start Record set

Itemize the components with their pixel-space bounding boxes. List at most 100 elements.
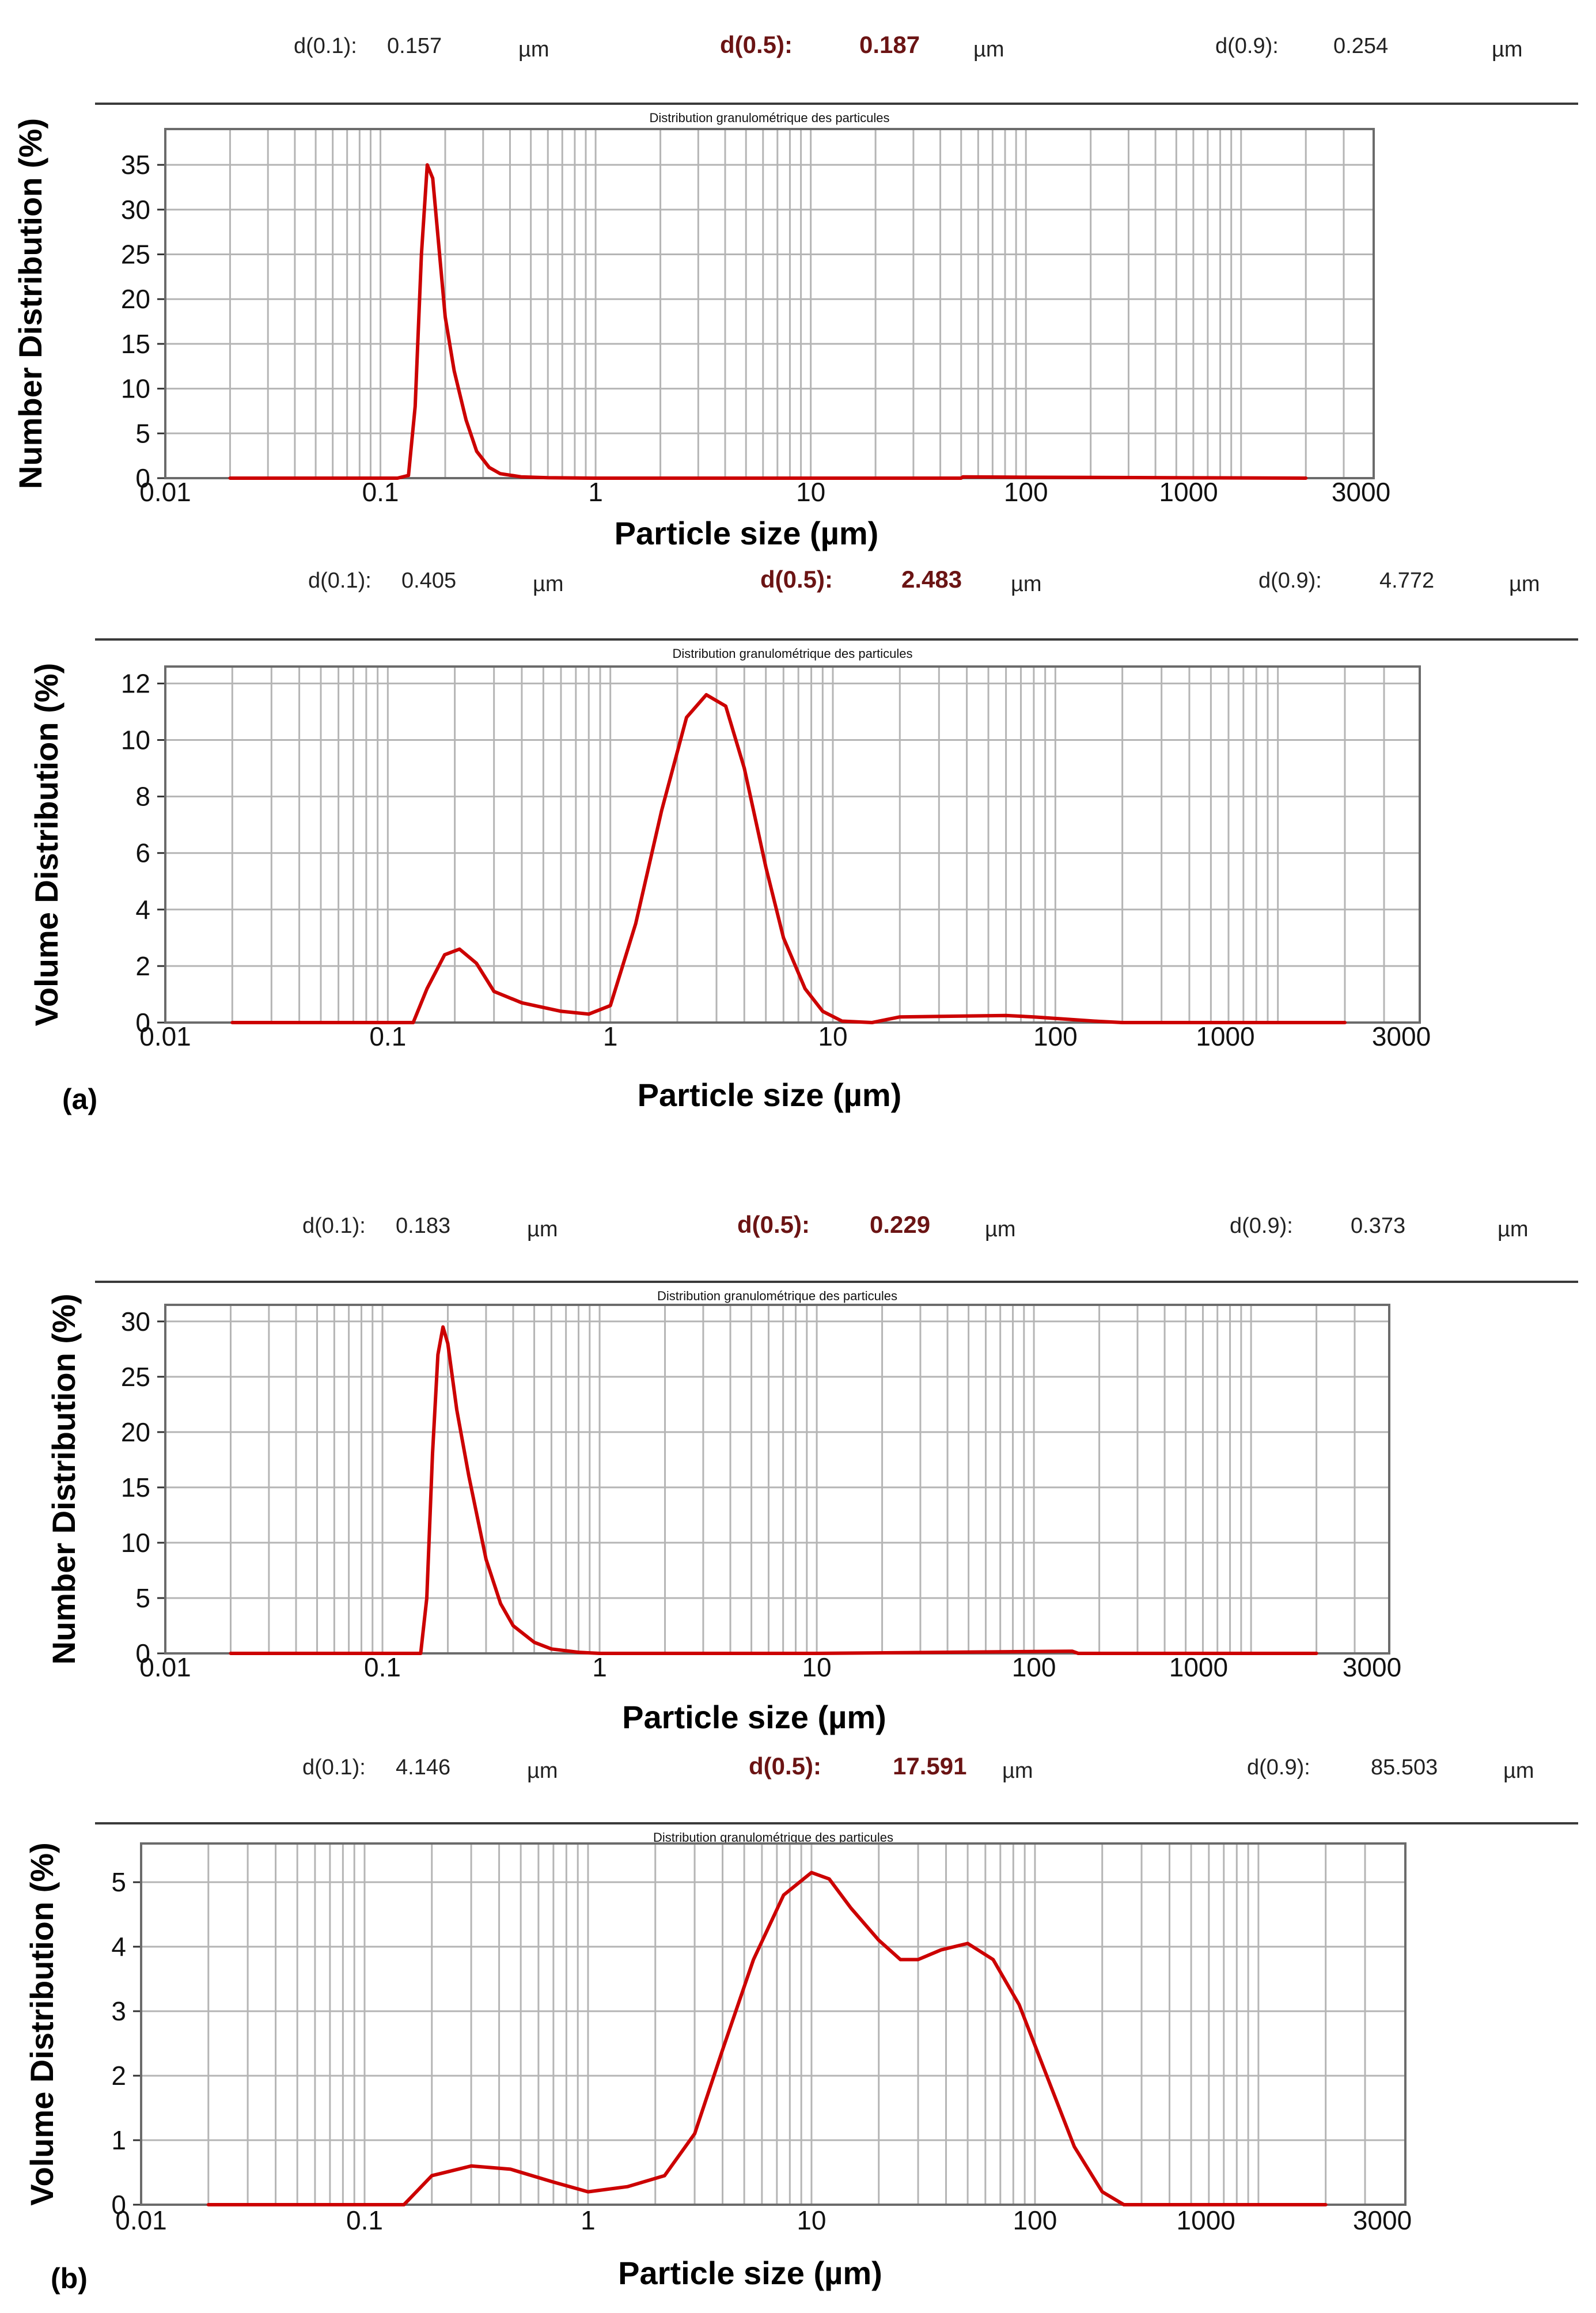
y-axis-label: Number Distribution (%)	[46, 1294, 82, 1665]
y-tick-label: 25	[121, 1362, 150, 1392]
x-tick-label: 0.1	[362, 477, 399, 507]
chart-2: d(0.1): 0.405 µm d(0.5): 2.483 µm d(0.9): 4.772…	[28, 566, 1578, 1113]
stat-d10-label: d(0.1):	[294, 34, 357, 58]
x-axis-label: Particle size (µm)	[615, 515, 879, 551]
panel-label-b: (b)	[51, 2262, 88, 2295]
distribution-curve	[228, 163, 1308, 480]
x-tick-label: 0.1	[369, 1021, 406, 1051]
y-tick-label: 2	[135, 951, 150, 981]
stat-d10-value: 4.146	[396, 1755, 450, 1780]
x-axis-label: Particle size (µm)	[638, 1077, 902, 1113]
stat-d50-label: d(0.5):	[749, 1752, 821, 1780]
y-tick-label: 0	[135, 1638, 150, 1668]
x-tick-label: 0.01	[139, 477, 191, 507]
x-tick-label: 1000	[1169, 1652, 1228, 1682]
stat-d90-label: d(0.9):	[1247, 1755, 1310, 1780]
x-tick-label: 0.01	[139, 1021, 191, 1051]
x-tick-label: 0.01	[115, 2205, 167, 2235]
stat-d10-value: 0.405	[401, 569, 456, 593]
x-tick-label: 100	[1004, 477, 1048, 507]
stat-d90-unit: µm	[1498, 1217, 1529, 1241]
stat-d50-label: d(0.5):	[760, 566, 833, 593]
x-tick-label: 3000	[1372, 1021, 1431, 1051]
chart-4: d(0.1): 4.146 µm d(0.5): 17.591 µm d(0.9): 85.5…	[24, 1752, 1578, 2291]
stat-d10-label: d(0.1):	[308, 569, 371, 593]
stat-d50-label: d(0.5):	[720, 31, 793, 58]
y-tick-label: 12	[121, 668, 150, 698]
x-tick-label: 10	[797, 2205, 826, 2235]
y-tick-label: 15	[121, 329, 150, 359]
y-axis-label: Volume Distribution (%)	[28, 663, 65, 1027]
distribution-curve	[230, 693, 1347, 1024]
y-tick-label: 10	[121, 1528, 150, 1558]
x-tick-label: 3000	[1343, 1652, 1401, 1682]
panel-label-a: (a)	[62, 1083, 97, 1115]
y-tick-label: 2	[111, 2061, 126, 2091]
plot-frame	[140, 1842, 1407, 2206]
x-tick-label: 10	[796, 477, 825, 507]
x-tick-label: 10	[802, 1652, 831, 1682]
x-tick-label: 3000	[1332, 477, 1390, 507]
y-tick-label: 20	[121, 1417, 150, 1447]
stat-d10-unit: µm	[533, 572, 564, 596]
x-tick-label: 1	[592, 1652, 607, 1682]
stat-d10-label: d(0.1):	[302, 1214, 366, 1238]
y-axis-label: Number Distribution (%)	[12, 118, 48, 489]
stat-d50-value: 2.483	[901, 566, 962, 593]
y-tick-label: 30	[121, 195, 150, 225]
plot-title: Distribution granulométrique des particu…	[653, 1830, 893, 1845]
stat-d50-value: 0.229	[870, 1211, 930, 1238]
x-tick-label: 0.1	[364, 1652, 401, 1682]
y-tick-label: 0	[135, 1008, 150, 1038]
stat-d90-unit: µm	[1509, 572, 1540, 596]
chart-3: d(0.1): 0.183 µm d(0.5): 0.229 µm d(0.9): 0.373…	[46, 1211, 1578, 1735]
stat-d90-label: d(0.9):	[1258, 569, 1322, 593]
y-tick-label: 25	[121, 240, 150, 270]
stat-d50-unit: µm	[1002, 1759, 1033, 1783]
y-tick-label: 1	[111, 2125, 126, 2155]
y-tick-label: 4	[135, 895, 150, 925]
y-tick-label: 15	[121, 1472, 150, 1502]
x-tick-label: 3000	[1353, 2205, 1412, 2235]
stat-d50-unit: µm	[973, 37, 1004, 62]
y-tick-label: 35	[121, 150, 150, 180]
x-tick-label: 1000	[1177, 2205, 1235, 2235]
stat-d10-unit: µm	[518, 37, 549, 62]
plot-title: Distribution granulométrique des particu…	[673, 646, 913, 661]
stat-d10-label: d(0.1):	[302, 1755, 366, 1780]
y-tick-label: 4	[111, 1932, 126, 1962]
y-tick-label: 5	[111, 1867, 126, 1897]
stat-d90-unit: µm	[1503, 1759, 1534, 1783]
y-tick-label: 5	[135, 418, 150, 448]
x-tick-label: 1	[588, 477, 603, 507]
chart-1: d(0.1): 0.157 µm d(0.5): 0.187 µm d(0.9): 0.254…	[12, 31, 1578, 551]
x-tick-label: 0.1	[346, 2205, 383, 2235]
x-tick-label: 1	[581, 2205, 596, 2235]
plot-frame	[164, 665, 1421, 1024]
y-tick-label: 0	[111, 2190, 126, 2220]
x-tick-label: 1000	[1159, 477, 1218, 507]
plot-title: Distribution granulométrique des particu…	[650, 111, 890, 125]
x-axis-label: Particle size (µm)	[622, 1699, 886, 1735]
x-tick-label: 100	[1033, 1021, 1078, 1051]
y-tick-label: 5	[135, 1583, 150, 1613]
x-tick-label: 1	[603, 1021, 618, 1051]
stat-d50-value: 0.187	[859, 31, 920, 58]
y-tick-label: 0	[135, 463, 150, 493]
x-axis-label: Particle size (µm)	[618, 2255, 882, 2291]
y-tick-label: 30	[121, 1307, 150, 1337]
x-tick-label: 100	[1013, 2205, 1057, 2235]
stat-d10-value: 0.157	[387, 34, 442, 58]
stat-d90-value: 85.503	[1371, 1755, 1438, 1780]
stat-d50-unit: µm	[1011, 572, 1042, 596]
x-tick-label: 1000	[1196, 1021, 1254, 1051]
distribution-curve	[206, 1871, 1328, 2206]
stat-d50-unit: µm	[985, 1217, 1016, 1241]
y-tick-label: 8	[135, 782, 150, 812]
plot-title: Distribution granulométrique des particu…	[657, 1289, 897, 1303]
y-axis-label: Volume Distribution (%)	[24, 1842, 60, 2206]
y-tick-label: 3	[111, 1996, 126, 2026]
x-tick-label: 0.01	[139, 1652, 191, 1682]
distribution-curve	[229, 1325, 1318, 1655]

end Record set

Request: Turn the items above into a numbered list, from the line with "1294, 82, 1665]" to the line with "2061, 126, 2091]", both ends included. Leave out any blank lines.

Written reply:
1. y-axis-label: Number Distribution (%)	[46, 1294, 82, 1665]
2. y-tick-label: 25	[121, 1362, 150, 1392]
3. x-tick-label: 0.1	[362, 477, 399, 507]
4. chart-2: d(0.1): 0.405 µm d(0.5): 2.483 µm d(0.9): 4.772…	[28, 566, 1578, 1113]
5. stat-d10-label: d(0.1):	[294, 34, 357, 58]
6. x-axis-label: Particle size (µm)	[615, 515, 879, 551]
7. panel-label-b: (b)	[51, 2262, 88, 2295]
8. distribution-curve	[228, 163, 1308, 480]
9. x-tick-label: 0.1	[369, 1021, 406, 1051]
10. y-tick-label: 2	[135, 951, 150, 981]
11. stat-d10-value: 4.146	[396, 1755, 450, 1780]
12. x-axis-label: Particle size (µm)	[638, 1077, 902, 1113]
13. stat-d50-label: d(0.5):	[749, 1752, 821, 1780]
14. y-tick-label: 0	[135, 1638, 150, 1668]
15. x-tick-label: 0.01	[139, 477, 191, 507]
16. x-tick-label: 1000	[1169, 1652, 1228, 1682]
17. stat-d90-label: d(0.9):	[1247, 1755, 1310, 1780]
18. x-tick-label: 0.01	[139, 1021, 191, 1051]
19. x-tick-label: 0.01	[115, 2205, 167, 2235]
20. stat-d10-value: 0.405	[401, 569, 456, 593]
21. x-tick-label: 100	[1004, 477, 1048, 507]
22. stat-d90-unit: µm	[1498, 1217, 1529, 1241]
23. stat-d50-label: d(0.5):	[760, 566, 833, 593]
24. x-tick-label: 3000	[1372, 1021, 1431, 1051]
25. chart-4: d(0.1): 4.146 µm d(0.5): 17.591 µm d(0.9): 85.5…	[24, 1752, 1578, 2291]
26. stat-d10-label: d(0.1):	[308, 569, 371, 593]
27. stat-d50-label: d(0.5):	[720, 31, 793, 58]
28. y-tick-label: 12	[121, 668, 150, 698]
29. x-tick-label: 10	[797, 2205, 826, 2235]
30. y-tick-label: 15	[121, 329, 150, 359]
31. y-axis-label: Volume Distribution (%)	[28, 663, 65, 1027]
32. distribution-curve	[230, 693, 1347, 1024]
33. y-tick-label: 10	[121, 1528, 150, 1558]
34. x-tick-label: 3000	[1343, 1652, 1401, 1682]
35. panel-label-a: (a)	[62, 1083, 97, 1115]
36. y-tick-label: 2	[111, 2061, 126, 2091]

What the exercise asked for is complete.